Extracted data entries:
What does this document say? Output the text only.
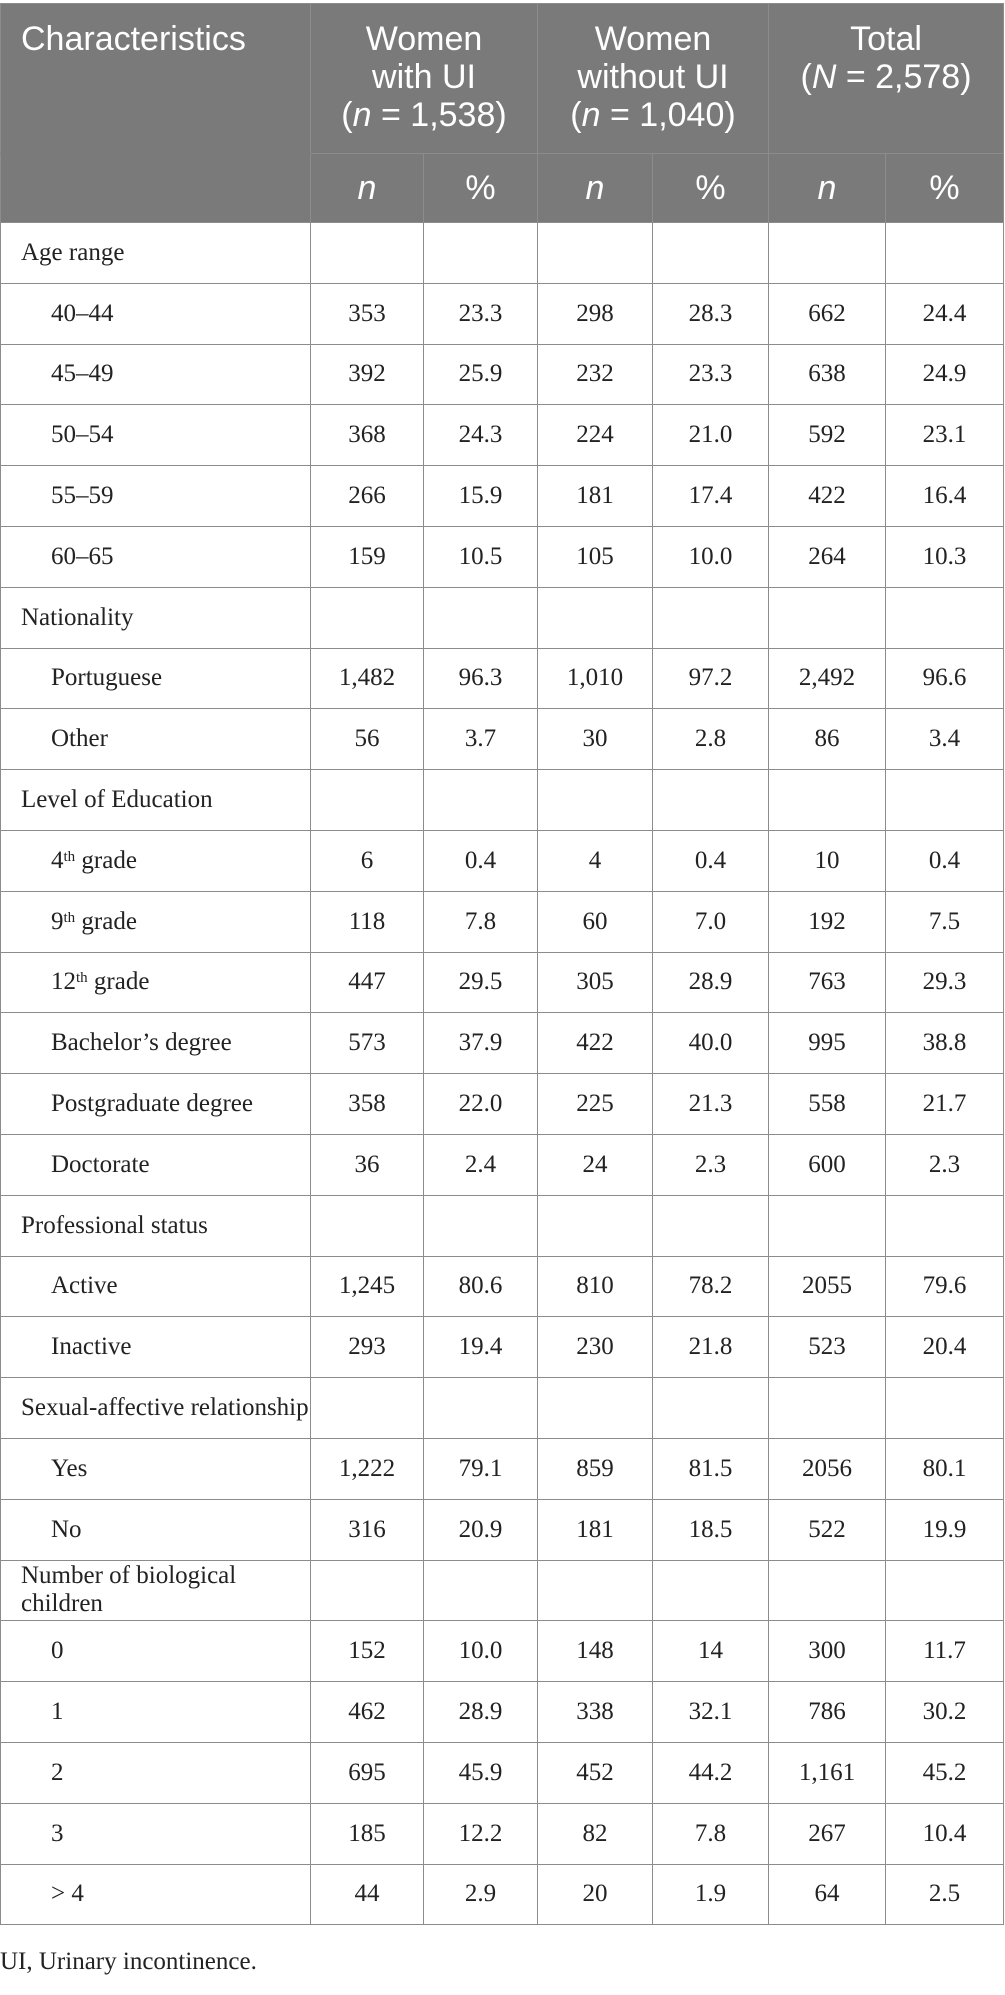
Characteristics	Women
with UI
(n = 1,538)		Women
without UI
(n = 1,040)		Total
(N = 2,578)	
	n	%	n	%	n	%
Age range						
40–44	353	23.3	298	28.3	662	24.4
45–49	392	25.9	232	23.3	638	24.9
50–54	368	24.3	224	21.0	592	23.1
55–59	266	15.9	181	17.4	422	16.4
60–65	159	10.5	105	10.0	264	10.3
Nationality						
Portuguese	1,482	96.3	1,010	97.2	2,492	96.6
Other	56	3.7	30	2.8	86	3.4
Level of Education						
4th grade	6	0.4	4	0.4	10	0.4
9th grade	118	7.8	60	7.0	192	7.5
12th grade	447	29.5	305	28.9	763	29.3
Bachelor’s degree	573	37.9	422	40.0	995	38.8
Postgraduate degree	358	22.0	225	21.3	558	21.7
Doctorate	36	2.4	24	2.3	600	2.3
Professional status						
Active	1,245	80.6	810	78.2	2055	79.6
Inactive	293	19.4	230	21.8	523	20.4
Sexual-affective relationship						
Yes	1,222	79.1	859	81.5	2056	80.1
No	316	20.9	181	18.5	522	19.9
Number of biological children						
0	152	10.0	148	14	300	11.7
1	462	28.9	338	32.1	786	30.2
2	695	45.9	452	44.2	1,161	45.2
3	185	12.2	82	7.8	267	10.4
> 4	44	2.9	20	1.9	64	2.5
UI, Urinary incontinence.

GIVEN EXERCISE: Set the data above down again exactly as given, with no pictures.

TASK RESULT:
What does this document say? Output the text only.
Characteristics	Women
with UI
(n = 1,538)		Women
without UI
(n = 1,040)		Total
(N = 2,578)	
	n	%	n	%	n	%
Age range						
40–44	353	23.3	298	28.3	662	24.4
45–49	392	25.9	232	23.3	638	24.9
50–54	368	24.3	224	21.0	592	23.1
55–59	266	15.9	181	17.4	422	16.4
60–65	159	10.5	105	10.0	264	10.3
Nationality						
Portuguese	1,482	96.3	1,010	97.2	2,492	96.6
Other	56	3.7	30	2.8	86	3.4
Level of Education						
4th grade	6	0.4	4	0.4	10	0.4
9th grade	118	7.8	60	7.0	192	7.5
12th grade	447	29.5	305	28.9	763	29.3
Bachelor’s degree	573	37.9	422	40.0	995	38.8
Postgraduate degree	358	22.0	225	21.3	558	21.7
Doctorate	36	2.4	24	2.3	600	2.3
Professional status						
Active	1,245	80.6	810	78.2	2055	79.6
Inactive	293	19.4	230	21.8	523	20.4
Sexual-affective relationship						
Yes	1,222	79.1	859	81.5	2056	80.1
No	316	20.9	181	18.5	522	19.9
Number of biological children						
0	152	10.0	148	14	300	11.7
1	462	28.9	338	32.1	786	30.2
2	695	45.9	452	44.2	1,161	45.2
3	185	12.2	82	7.8	267	10.4
> 4	44	2.9	20	1.9	64	2.5
UI, Urinary incontinence.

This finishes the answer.